[Saved entries]
--- begin ---

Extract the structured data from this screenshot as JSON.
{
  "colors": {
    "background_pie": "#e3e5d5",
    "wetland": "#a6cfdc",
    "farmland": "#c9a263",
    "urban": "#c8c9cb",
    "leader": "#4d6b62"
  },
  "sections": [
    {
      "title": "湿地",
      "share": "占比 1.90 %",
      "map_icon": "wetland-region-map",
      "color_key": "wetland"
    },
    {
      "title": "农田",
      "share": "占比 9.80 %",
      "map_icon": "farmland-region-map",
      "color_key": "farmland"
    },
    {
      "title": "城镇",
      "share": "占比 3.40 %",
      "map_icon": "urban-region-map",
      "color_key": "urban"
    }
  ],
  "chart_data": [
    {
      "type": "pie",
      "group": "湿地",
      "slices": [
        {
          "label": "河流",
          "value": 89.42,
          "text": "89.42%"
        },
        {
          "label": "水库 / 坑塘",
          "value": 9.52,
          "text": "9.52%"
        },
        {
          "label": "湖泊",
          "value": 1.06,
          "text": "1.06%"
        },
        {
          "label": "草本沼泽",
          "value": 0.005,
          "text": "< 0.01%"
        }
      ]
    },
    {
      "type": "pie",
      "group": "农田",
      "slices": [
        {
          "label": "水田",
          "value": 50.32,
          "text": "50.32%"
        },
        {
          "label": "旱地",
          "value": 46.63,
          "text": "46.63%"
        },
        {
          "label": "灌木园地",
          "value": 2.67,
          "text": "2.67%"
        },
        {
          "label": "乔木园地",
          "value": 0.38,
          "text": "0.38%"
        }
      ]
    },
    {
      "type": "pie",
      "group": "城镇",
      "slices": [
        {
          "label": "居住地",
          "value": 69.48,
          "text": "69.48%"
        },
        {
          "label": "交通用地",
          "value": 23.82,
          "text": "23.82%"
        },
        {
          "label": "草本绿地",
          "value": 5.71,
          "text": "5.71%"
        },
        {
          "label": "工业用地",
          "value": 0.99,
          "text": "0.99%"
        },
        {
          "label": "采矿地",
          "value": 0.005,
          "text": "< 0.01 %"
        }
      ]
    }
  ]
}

--- end ---

§ **Prompt**: Copy all of the data exactly.

§ **Exercise solution**:
Extract the structured data from this screenshot as JSON.
{
  "colors": {
    "background_pie": "#e3e5d5",
    "wetland": "#a6cfdc",
    "farmland": "#c9a263",
    "urban": "#c8c9cb",
    "leader": "#4d6b62"
  },
  "sections": [
    {
      "title": "湿地",
      "share": "占比 1.90 %",
      "map_icon": "wetland-region-map",
      "color_key": "wetland"
    },
    {
      "title": "农田",
      "share": "占比 9.80 %",
      "map_icon": "farmland-region-map",
      "color_key": "farmland"
    },
    {
      "title": "城镇",
      "share": "占比 3.40 %",
      "map_icon": "urban-region-map",
      "color_key": "urban"
    }
  ],
  "chart_data": [
    {
      "type": "pie",
      "group": "湿地",
      "slices": [
        {
          "label": "河流",
          "value": 89.42,
          "text": "89.42%"
        },
        {
          "label": "水库 / 坑塘",
          "value": 9.52,
          "text": "9.52%"
        },
        {
          "label": "湖泊",
          "value": 1.06,
          "text": "1.06%"
        },
        {
          "label": "草本沼泽",
          "value": 0.005,
          "text": "< 0.01%"
        }
      ]
    },
    {
      "type": "pie",
      "group": "农田",
      "slices": [
        {
          "label": "水田",
          "value": 50.32,
          "text": "50.32%"
        },
        {
          "label": "旱地",
          "value": 46.63,
          "text": "46.63%"
        },
        {
          "label": "灌木园地",
          "value": 2.67,
          "text": "2.67%"
        },
        {
          "label": "乔木园地",
          "value": 0.38,
          "text": "0.38%"
        }
      ]
    },
    {
      "type": "pie",
      "group": "城镇",
      "slices": [
        {
          "label": "居住地",
          "value": 69.48,
          "text": "69.48%"
        },
        {
          "label": "交通用地",
          "value": 23.82,
          "text": "23.82%"
        },
        {
          "label": "草本绿地",
          "value": 5.71,
          "text": "5.71%"
        },
        {
          "label": "工业用地",
          "value": 0.99,
          "text": "0.99%"
        },
        {
          "label": "采矿地",
          "value": 0.005,
          "text": "< 0.01 %"
        }
      ]
    }
  ]
}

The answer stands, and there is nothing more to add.